>> Begin SUPPLIED DATA

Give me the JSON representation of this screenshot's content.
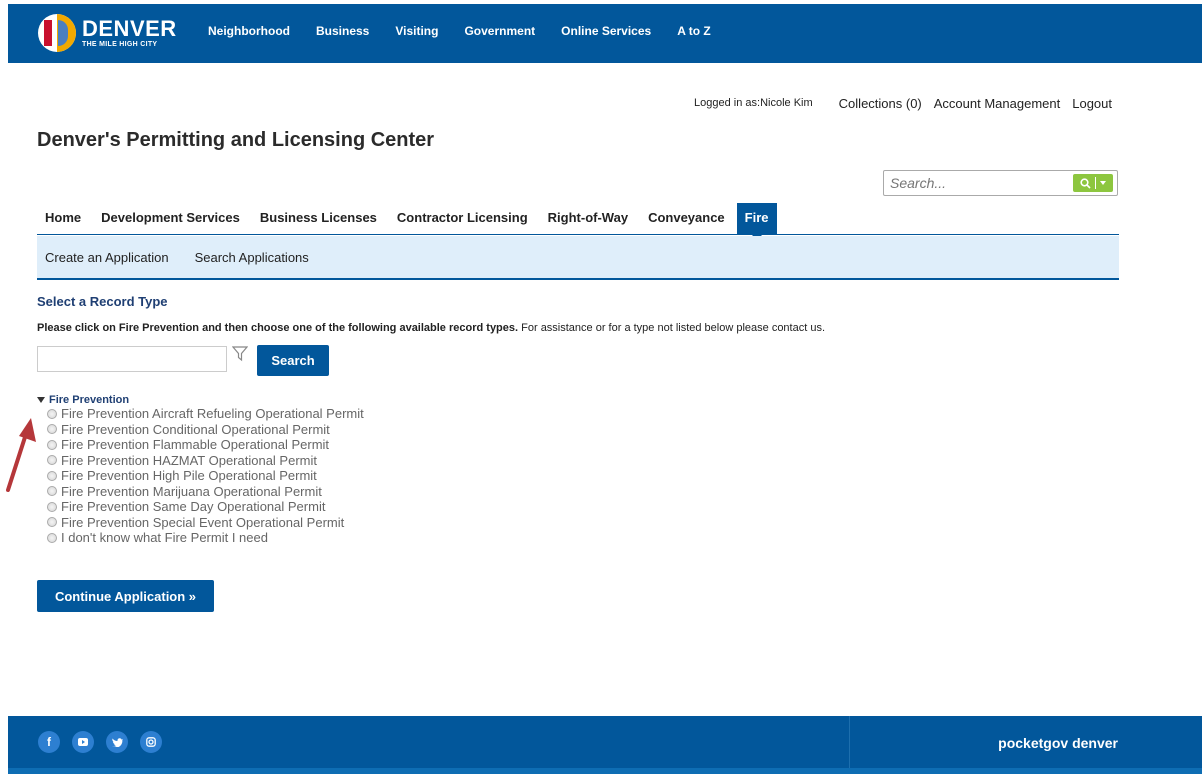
{
  "topbar": {
    "logo_title": "DENVER",
    "logo_sub": "THE MILE HIGH CITY",
    "nav": [
      "Neighborhood",
      "Business",
      "Visiting",
      "Government",
      "Online Services",
      "A to Z"
    ]
  },
  "userbar": {
    "logged_in": "Logged in as:Nicole Kim",
    "collections": "Collections (0)",
    "account": "Account Management",
    "logout": "Logout"
  },
  "page_title": "Denver's Permitting and Licensing Center",
  "search": {
    "placeholder": "Search..."
  },
  "tabs": [
    "Home",
    "Development Services",
    "Business Licenses",
    "Contractor Licensing",
    "Right-of-Way",
    "Conveyance",
    "Fire"
  ],
  "subtabs": [
    "Create an Application",
    "Search Applications"
  ],
  "content": {
    "section_title": "Select a Record Type",
    "instructions_bold": "Please click on Fire Prevention and then choose one of the following available record types.",
    "instructions_rest": " For assistance or for a type not listed below please contact us.",
    "search_button": "Search",
    "tree_heading": "Fire Prevention",
    "options": [
      "Fire Prevention Aircraft Refueling Operational Permit",
      "Fire Prevention Conditional Operational Permit",
      "Fire Prevention Flammable Operational Permit",
      "Fire Prevention HAZMAT Operational Permit",
      "Fire Prevention High Pile Operational Permit",
      "Fire Prevention Marijuana Operational Permit",
      "Fire Prevention Same Day Operational Permit",
      "Fire Prevention Special Event Operational Permit",
      "I don't know what Fire Permit I need"
    ],
    "continue_button": "Continue Application »"
  },
  "footer": {
    "pocketgov": "pocketgov denver",
    "social_icons": [
      "facebook-icon",
      "youtube-icon",
      "twitter-icon",
      "instagram-icon"
    ]
  },
  "colors": {
    "brand_blue": "#02579b",
    "subnav_bg": "#dfeefa",
    "search_green": "#8dc63f",
    "arrow_red": "#b5373a"
  }
}
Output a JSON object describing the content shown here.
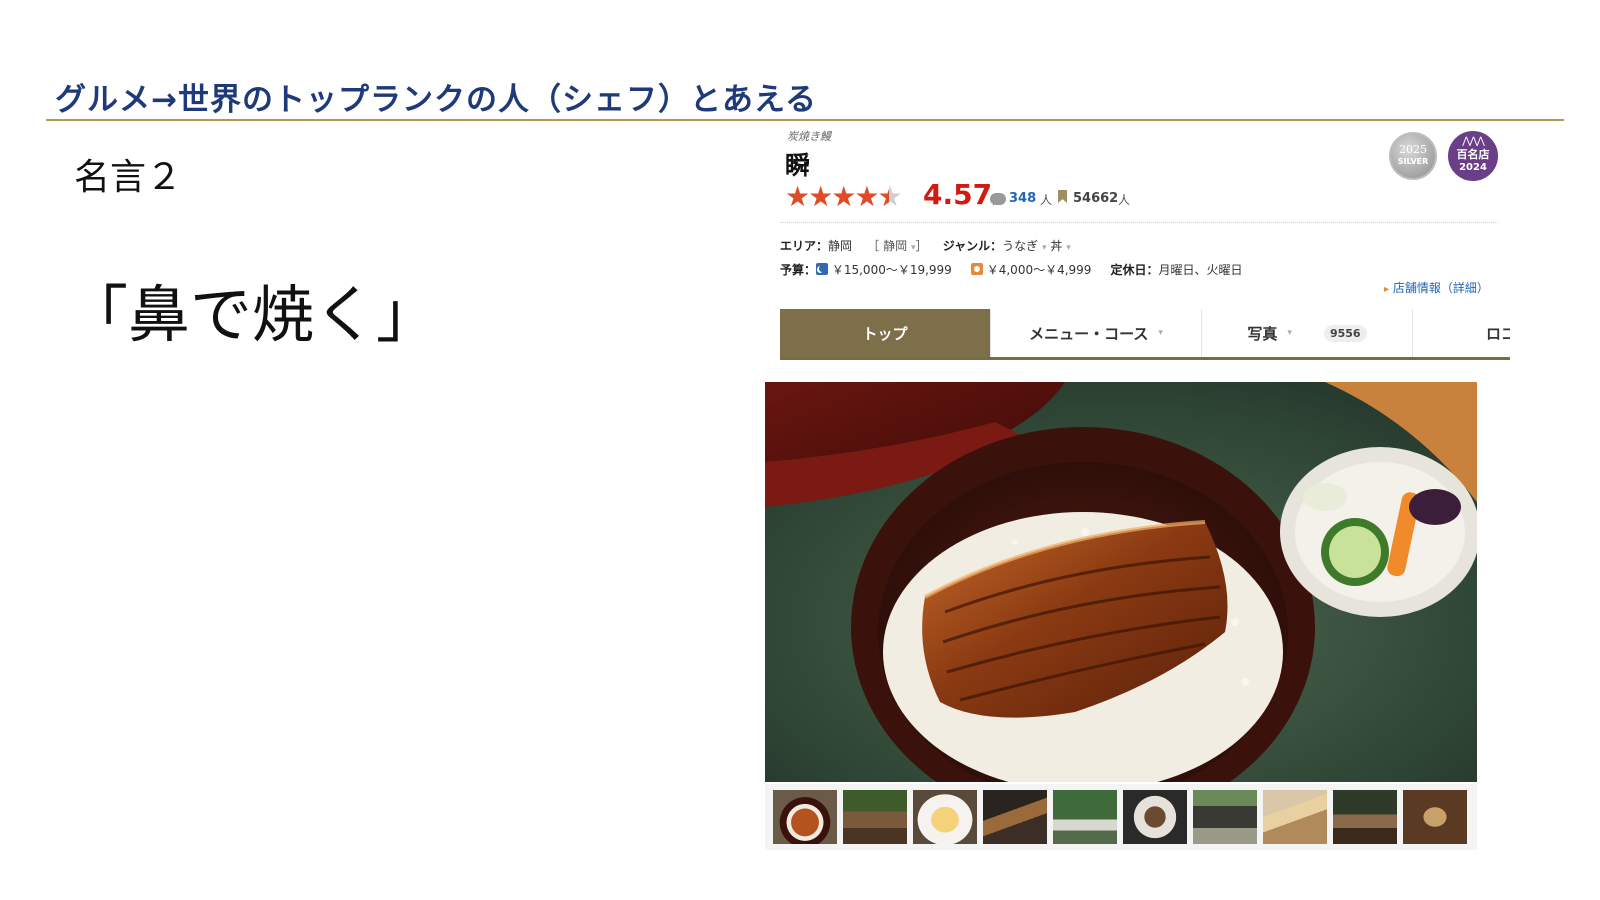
{
  "slide": {
    "title": "グルメ→世界のトップランクの人（シェフ）とあえる",
    "quote_label": "名言２",
    "quote_text": "「鼻で焼く」"
  },
  "restaurant": {
    "genre_small": "炭焼き鰻",
    "name": "瞬",
    "rating": "4.57",
    "rating_value": 4.57,
    "review_count": "348",
    "review_unit": "人",
    "bookmark_count": "54662",
    "bookmark_unit": "人",
    "badges": {
      "silver_year": "2025",
      "silver_label": "SILVER",
      "hyakumeiten_label": "百名店",
      "hyakumeiten_year": "2024"
    },
    "area_label": "エリア：",
    "area_value": "静岡",
    "area_select": "［ 静岡",
    "area_close": "］",
    "genre_label": "ジャンル：",
    "genre_1": "うなぎ",
    "genre_2": "丼",
    "budget_label": "予算：",
    "budget_dinner": "￥15,000～￥19,999",
    "budget_lunch": "￥4,000～￥4,999",
    "closed_label": "定休日：",
    "closed_value": "月曜日、火曜日",
    "store_link": "店舗情報（詳細）"
  },
  "tabs": [
    {
      "label": "トップ",
      "active": true
    },
    {
      "label": "メニュー・コース"
    },
    {
      "label": "写真",
      "count": "9556"
    },
    {
      "label": "ロコ"
    }
  ],
  "colors": {
    "title_blue": "#1f3a7a",
    "rule_gold": "#b39a55",
    "rating_red": "#d21b10",
    "tab_active": "#7d6f49",
    "link_blue": "#2066b8"
  },
  "icons": [
    "star-icon",
    "review-bubble-icon",
    "bookmark-icon",
    "dinner-moon-icon",
    "lunch-sun-icon",
    "caret-down-icon"
  ]
}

>> End SUPPLIED DATA

• GOAL OF THE EXERCISE:
Copy out the records above in full, exactly as written, but not the pictures.

• FULL SOLUTION:
Give me the JSON representation of this screenshot's content.
{
  "topbar": {
    "logo_title": "DENVER",
    "logo_sub": "THE MILE HIGH CITY",
    "nav": [
      "Neighborhood",
      "Business",
      "Visiting",
      "Government",
      "Online Services",
      "A to Z"
    ]
  },
  "userbar": {
    "logged_in": "Logged in as:Nicole Kim",
    "collections": "Collections (0)",
    "account": "Account Management",
    "logout": "Logout"
  },
  "page_title": "Denver's Permitting and Licensing Center",
  "search": {
    "placeholder": "Search..."
  },
  "tabs": [
    "Home",
    "Development Services",
    "Business Licenses",
    "Contractor Licensing",
    "Right-of-Way",
    "Conveyance",
    "Fire"
  ],
  "subtabs": [
    "Create an Application",
    "Search Applications"
  ],
  "content": {
    "section_title": "Select a Record Type",
    "instructions_bold": "Please click on Fire Prevention and then choose one of the following available record types.",
    "instructions_rest": " For assistance or for a type not listed below please contact us.",
    "search_button": "Search",
    "tree_heading": "Fire Prevention",
    "options": [
      "Fire Prevention Aircraft Refueling Operational Permit",
      "Fire Prevention Conditional Operational Permit",
      "Fire Prevention Flammable Operational Permit",
      "Fire Prevention HAZMAT Operational Permit",
      "Fire Prevention High Pile Operational Permit",
      "Fire Prevention Marijuana Operational Permit",
      "Fire Prevention Same Day Operational Permit",
      "Fire Prevention Special Event Operational Permit",
      "I don't know what Fire Permit I need"
    ],
    "continue_button": "Continue Application »"
  },
  "footer": {
    "pocketgov": "pocketgov denver",
    "social_icons": [
      "facebook-icon",
      "youtube-icon",
      "twitter-icon",
      "instagram-icon"
    ]
  },
  "colors": {
    "brand_blue": "#02579b",
    "subnav_bg": "#dfeefa",
    "search_green": "#8dc63f",
    "arrow_red": "#b5373a"
  }
}
Output a JSON object describing the content shown here.
{
  "slide": {
    "title": "グルメ→世界のトップランクの人（シェフ）とあえる",
    "quote_label": "名言２",
    "quote_text": "「鼻で焼く」"
  },
  "restaurant": {
    "genre_small": "炭焼き鰻",
    "name": "瞬",
    "rating": "4.57",
    "rating_value": 4.57,
    "review_count": "348",
    "review_unit": "人",
    "bookmark_count": "54662",
    "bookmark_unit": "人",
    "badges": {
      "silver_year": "2025",
      "silver_label": "SILVER",
      "hyakumeiten_label": "百名店",
      "hyakumeiten_year": "2024"
    },
    "area_label": "エリア：",
    "area_value": "静岡",
    "area_select": "［ 静岡",
    "area_close": "］",
    "genre_label": "ジャンル：",
    "genre_1": "うなぎ",
    "genre_2": "丼",
    "budget_label": "予算：",
    "budget_dinner": "￥15,000～￥19,999",
    "budget_lunch": "￥4,000～￥4,999",
    "closed_label": "定休日：",
    "closed_value": "月曜日、火曜日",
    "store_link": "店舗情報（詳細）"
  },
  "tabs": [
    {
      "label": "トップ",
      "active": true
    },
    {
      "label": "メニュー・コース"
    },
    {
      "label": "写真",
      "count": "9556"
    },
    {
      "label": "ロコ"
    }
  ],
  "colors": {
    "title_blue": "#1f3a7a",
    "rule_gold": "#b39a55",
    "rating_red": "#d21b10",
    "tab_active": "#7d6f49",
    "link_blue": "#2066b8"
  },
  "icons": [
    "star-icon",
    "review-bubble-icon",
    "bookmark-icon",
    "dinner-moon-icon",
    "lunch-sun-icon",
    "caret-down-icon"
  ]
}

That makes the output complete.